DIRECTION -
Pull out every line of the listing below where "JSON" appears.

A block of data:

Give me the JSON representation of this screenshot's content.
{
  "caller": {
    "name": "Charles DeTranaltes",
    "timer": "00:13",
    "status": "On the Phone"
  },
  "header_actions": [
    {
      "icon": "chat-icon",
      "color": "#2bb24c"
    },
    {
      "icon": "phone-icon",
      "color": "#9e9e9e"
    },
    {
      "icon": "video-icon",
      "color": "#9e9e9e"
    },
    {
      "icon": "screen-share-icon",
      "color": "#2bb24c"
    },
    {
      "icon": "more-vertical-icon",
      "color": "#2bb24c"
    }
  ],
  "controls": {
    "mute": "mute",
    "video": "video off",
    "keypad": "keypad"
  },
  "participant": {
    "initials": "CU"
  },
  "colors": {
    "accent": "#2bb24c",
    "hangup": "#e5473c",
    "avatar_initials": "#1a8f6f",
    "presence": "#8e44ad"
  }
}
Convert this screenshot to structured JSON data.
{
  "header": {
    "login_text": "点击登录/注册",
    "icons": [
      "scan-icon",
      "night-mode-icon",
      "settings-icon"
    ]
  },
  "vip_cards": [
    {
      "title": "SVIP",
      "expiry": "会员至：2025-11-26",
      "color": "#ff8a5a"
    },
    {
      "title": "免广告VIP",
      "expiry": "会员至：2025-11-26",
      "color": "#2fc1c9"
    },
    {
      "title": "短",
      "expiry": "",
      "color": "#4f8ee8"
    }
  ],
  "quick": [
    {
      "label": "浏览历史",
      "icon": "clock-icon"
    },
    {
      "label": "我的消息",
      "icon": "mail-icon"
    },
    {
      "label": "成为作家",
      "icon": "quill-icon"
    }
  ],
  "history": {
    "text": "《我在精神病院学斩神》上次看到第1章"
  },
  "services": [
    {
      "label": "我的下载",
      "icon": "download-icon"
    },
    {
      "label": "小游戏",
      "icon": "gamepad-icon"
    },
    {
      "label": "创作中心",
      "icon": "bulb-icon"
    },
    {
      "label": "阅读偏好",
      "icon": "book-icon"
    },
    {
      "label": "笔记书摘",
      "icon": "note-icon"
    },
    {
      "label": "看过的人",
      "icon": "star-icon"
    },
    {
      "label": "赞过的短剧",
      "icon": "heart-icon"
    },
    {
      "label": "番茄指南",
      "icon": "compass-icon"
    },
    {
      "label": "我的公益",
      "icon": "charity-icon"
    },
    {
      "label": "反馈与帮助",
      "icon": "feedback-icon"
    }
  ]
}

COMPLETE OUTPUT -
Give me the JSON representation of this screenshot's content.
Convert this screenshot to structured JSON data.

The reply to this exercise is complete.